● **Goal**
Retype the material that follows, keeping every word as it is.
>> START Information supplied
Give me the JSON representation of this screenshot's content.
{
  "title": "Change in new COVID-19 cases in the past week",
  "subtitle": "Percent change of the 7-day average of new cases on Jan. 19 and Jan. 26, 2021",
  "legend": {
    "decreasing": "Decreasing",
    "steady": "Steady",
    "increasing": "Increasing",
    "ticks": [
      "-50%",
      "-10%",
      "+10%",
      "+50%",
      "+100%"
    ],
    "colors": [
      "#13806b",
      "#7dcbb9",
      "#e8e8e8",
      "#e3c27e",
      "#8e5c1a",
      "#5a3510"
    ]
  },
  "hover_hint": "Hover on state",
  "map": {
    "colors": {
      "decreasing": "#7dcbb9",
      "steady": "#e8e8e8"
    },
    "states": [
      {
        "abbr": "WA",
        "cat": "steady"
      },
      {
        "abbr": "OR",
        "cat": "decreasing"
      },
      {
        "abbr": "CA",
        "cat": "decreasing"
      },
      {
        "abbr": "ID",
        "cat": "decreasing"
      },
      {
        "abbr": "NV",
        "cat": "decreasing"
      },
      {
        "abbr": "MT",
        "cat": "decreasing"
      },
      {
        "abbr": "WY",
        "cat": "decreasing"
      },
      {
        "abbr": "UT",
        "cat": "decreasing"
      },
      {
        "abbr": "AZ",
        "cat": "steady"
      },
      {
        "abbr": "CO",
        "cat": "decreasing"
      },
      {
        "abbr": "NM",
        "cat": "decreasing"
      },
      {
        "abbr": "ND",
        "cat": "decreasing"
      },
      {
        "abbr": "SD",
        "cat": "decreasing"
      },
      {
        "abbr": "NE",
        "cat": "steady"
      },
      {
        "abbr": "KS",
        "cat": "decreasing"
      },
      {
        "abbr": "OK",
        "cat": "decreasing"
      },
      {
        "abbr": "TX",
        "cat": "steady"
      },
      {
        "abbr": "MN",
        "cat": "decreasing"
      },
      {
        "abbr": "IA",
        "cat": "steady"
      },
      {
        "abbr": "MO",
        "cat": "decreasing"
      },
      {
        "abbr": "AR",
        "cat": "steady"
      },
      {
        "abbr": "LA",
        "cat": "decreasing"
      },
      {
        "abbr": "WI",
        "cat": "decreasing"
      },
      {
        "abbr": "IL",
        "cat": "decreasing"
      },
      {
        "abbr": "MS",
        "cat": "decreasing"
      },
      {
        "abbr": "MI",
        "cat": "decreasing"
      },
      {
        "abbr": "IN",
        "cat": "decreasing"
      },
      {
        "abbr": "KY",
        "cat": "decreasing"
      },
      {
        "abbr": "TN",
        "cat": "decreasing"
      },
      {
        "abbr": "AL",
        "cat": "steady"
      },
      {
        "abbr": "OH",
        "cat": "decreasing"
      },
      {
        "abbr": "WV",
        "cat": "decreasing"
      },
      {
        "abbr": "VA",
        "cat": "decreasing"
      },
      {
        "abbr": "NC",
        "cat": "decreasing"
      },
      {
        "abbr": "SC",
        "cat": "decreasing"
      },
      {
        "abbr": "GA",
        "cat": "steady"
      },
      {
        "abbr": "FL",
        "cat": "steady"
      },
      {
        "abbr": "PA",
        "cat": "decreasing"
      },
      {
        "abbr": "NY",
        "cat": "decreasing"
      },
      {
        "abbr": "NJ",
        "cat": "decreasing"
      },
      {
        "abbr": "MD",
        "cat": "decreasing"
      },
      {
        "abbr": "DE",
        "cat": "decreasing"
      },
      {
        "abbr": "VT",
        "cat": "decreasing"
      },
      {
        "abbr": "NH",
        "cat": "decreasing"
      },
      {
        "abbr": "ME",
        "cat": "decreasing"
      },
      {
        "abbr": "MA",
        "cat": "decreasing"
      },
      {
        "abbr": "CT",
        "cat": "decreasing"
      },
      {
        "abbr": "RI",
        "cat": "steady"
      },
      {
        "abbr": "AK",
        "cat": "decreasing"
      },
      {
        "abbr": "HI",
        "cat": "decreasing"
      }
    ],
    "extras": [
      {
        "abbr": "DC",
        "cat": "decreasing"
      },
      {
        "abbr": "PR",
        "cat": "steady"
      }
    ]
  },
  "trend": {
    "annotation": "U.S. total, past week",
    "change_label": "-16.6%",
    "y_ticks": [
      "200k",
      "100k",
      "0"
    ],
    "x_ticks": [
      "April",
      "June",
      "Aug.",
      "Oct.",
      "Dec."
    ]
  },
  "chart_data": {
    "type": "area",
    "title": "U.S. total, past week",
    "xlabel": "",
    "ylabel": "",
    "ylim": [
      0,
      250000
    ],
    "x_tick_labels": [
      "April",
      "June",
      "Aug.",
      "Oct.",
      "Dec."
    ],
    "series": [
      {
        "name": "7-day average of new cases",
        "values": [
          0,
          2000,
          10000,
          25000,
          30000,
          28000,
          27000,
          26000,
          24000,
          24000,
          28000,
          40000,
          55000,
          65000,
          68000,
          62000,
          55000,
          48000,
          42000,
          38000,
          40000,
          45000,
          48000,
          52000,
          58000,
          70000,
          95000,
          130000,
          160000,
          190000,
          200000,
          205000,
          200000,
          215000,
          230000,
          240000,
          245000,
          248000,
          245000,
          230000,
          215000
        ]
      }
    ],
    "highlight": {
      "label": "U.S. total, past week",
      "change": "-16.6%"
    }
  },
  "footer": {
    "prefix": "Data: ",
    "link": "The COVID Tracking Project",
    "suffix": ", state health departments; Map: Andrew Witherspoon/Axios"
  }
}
>> END Information supplied
● **Output for this exercise**
Give me the JSON representation of this screenshot's content.
{
  "title": "Change in new COVID-19 cases in the past week",
  "subtitle": "Percent change of the 7-day average of new cases on Jan. 19 and Jan. 26, 2021",
  "legend": {
    "decreasing": "Decreasing",
    "steady": "Steady",
    "increasing": "Increasing",
    "ticks": [
      "-50%",
      "-10%",
      "+10%",
      "+50%",
      "+100%"
    ],
    "colors": [
      "#13806b",
      "#7dcbb9",
      "#e8e8e8",
      "#e3c27e",
      "#8e5c1a",
      "#5a3510"
    ]
  },
  "hover_hint": "Hover on state",
  "map": {
    "colors": {
      "decreasing": "#7dcbb9",
      "steady": "#e8e8e8"
    },
    "states": [
      {
        "abbr": "WA",
        "cat": "steady"
      },
      {
        "abbr": "OR",
        "cat": "decreasing"
      },
      {
        "abbr": "CA",
        "cat": "decreasing"
      },
      {
        "abbr": "ID",
        "cat": "decreasing"
      },
      {
        "abbr": "NV",
        "cat": "decreasing"
      },
      {
        "abbr": "MT",
        "cat": "decreasing"
      },
      {
        "abbr": "WY",
        "cat": "decreasing"
      },
      {
        "abbr": "UT",
        "cat": "decreasing"
      },
      {
        "abbr": "AZ",
        "cat": "steady"
      },
      {
        "abbr": "CO",
        "cat": "decreasing"
      },
      {
        "abbr": "NM",
        "cat": "decreasing"
      },
      {
        "abbr": "ND",
        "cat": "decreasing"
      },
      {
        "abbr": "SD",
        "cat": "decreasing"
      },
      {
        "abbr": "NE",
        "cat": "steady"
      },
      {
        "abbr": "KS",
        "cat": "decreasing"
      },
      {
        "abbr": "OK",
        "cat": "decreasing"
      },
      {
        "abbr": "TX",
        "cat": "steady"
      },
      {
        "abbr": "MN",
        "cat": "decreasing"
      },
      {
        "abbr": "IA",
        "cat": "steady"
      },
      {
        "abbr": "MO",
        "cat": "decreasing"
      },
      {
        "abbr": "AR",
        "cat": "steady"
      },
      {
        "abbr": "LA",
        "cat": "decreasing"
      },
      {
        "abbr": "WI",
        "cat": "decreasing"
      },
      {
        "abbr": "IL",
        "cat": "decreasing"
      },
      {
        "abbr": "MS",
        "cat": "decreasing"
      },
      {
        "abbr": "MI",
        "cat": "decreasing"
      },
      {
        "abbr": "IN",
        "cat": "decreasing"
      },
      {
        "abbr": "KY",
        "cat": "decreasing"
      },
      {
        "abbr": "TN",
        "cat": "decreasing"
      },
      {
        "abbr": "AL",
        "cat": "steady"
      },
      {
        "abbr": "OH",
        "cat": "decreasing"
      },
      {
        "abbr": "WV",
        "cat": "decreasing"
      },
      {
        "abbr": "VA",
        "cat": "decreasing"
      },
      {
        "abbr": "NC",
        "cat": "decreasing"
      },
      {
        "abbr": "SC",
        "cat": "decreasing"
      },
      {
        "abbr": "GA",
        "cat": "steady"
      },
      {
        "abbr": "FL",
        "cat": "steady"
      },
      {
        "abbr": "PA",
        "cat": "decreasing"
      },
      {
        "abbr": "NY",
        "cat": "decreasing"
      },
      {
        "abbr": "NJ",
        "cat": "decreasing"
      },
      {
        "abbr": "MD",
        "cat": "decreasing"
      },
      {
        "abbr": "DE",
        "cat": "decreasing"
      },
      {
        "abbr": "VT",
        "cat": "decreasing"
      },
      {
        "abbr": "NH",
        "cat": "decreasing"
      },
      {
        "abbr": "ME",
        "cat": "decreasing"
      },
      {
        "abbr": "MA",
        "cat": "decreasing"
      },
      {
        "abbr": "CT",
        "cat": "decreasing"
      },
      {
        "abbr": "RI",
        "cat": "steady"
      },
      {
        "abbr": "AK",
        "cat": "decreasing"
      },
      {
        "abbr": "HI",
        "cat": "decreasing"
      }
    ],
    "extras": [
      {
        "abbr": "DC",
        "cat": "decreasing"
      },
      {
        "abbr": "PR",
        "cat": "steady"
      }
    ]
  },
  "trend": {
    "annotation": "U.S. total, past week",
    "change_label": "-16.6%",
    "y_ticks": [
      "200k",
      "100k",
      "0"
    ],
    "x_ticks": [
      "April",
      "June",
      "Aug.",
      "Oct.",
      "Dec."
    ]
  },
  "chart_data": {
    "type": "area",
    "title": "U.S. total, past week",
    "xlabel": "",
    "ylabel": "",
    "ylim": [
      0,
      250000
    ],
    "x_tick_labels": [
      "April",
      "June",
      "Aug.",
      "Oct.",
      "Dec."
    ],
    "series": [
      {
        "name": "7-day average of new cases",
        "values": [
          0,
          2000,
          10000,
          25000,
          30000,
          28000,
          27000,
          26000,
          24000,
          24000,
          28000,
          40000,
          55000,
          65000,
          68000,
          62000,
          55000,
          48000,
          42000,
          38000,
          40000,
          45000,
          48000,
          52000,
          58000,
          70000,
          95000,
          130000,
          160000,
          190000,
          200000,
          205000,
          200000,
          215000,
          230000,
          240000,
          245000,
          248000,
          245000,
          230000,
          215000
        ]
      }
    ],
    "highlight": {
      "label": "U.S. total, past week",
      "change": "-16.6%"
    }
  },
  "footer": {
    "prefix": "Data: ",
    "link": "The COVID Tracking Project",
    "suffix": ", state health departments; Map: Andrew Witherspoon/Axios"
  }
}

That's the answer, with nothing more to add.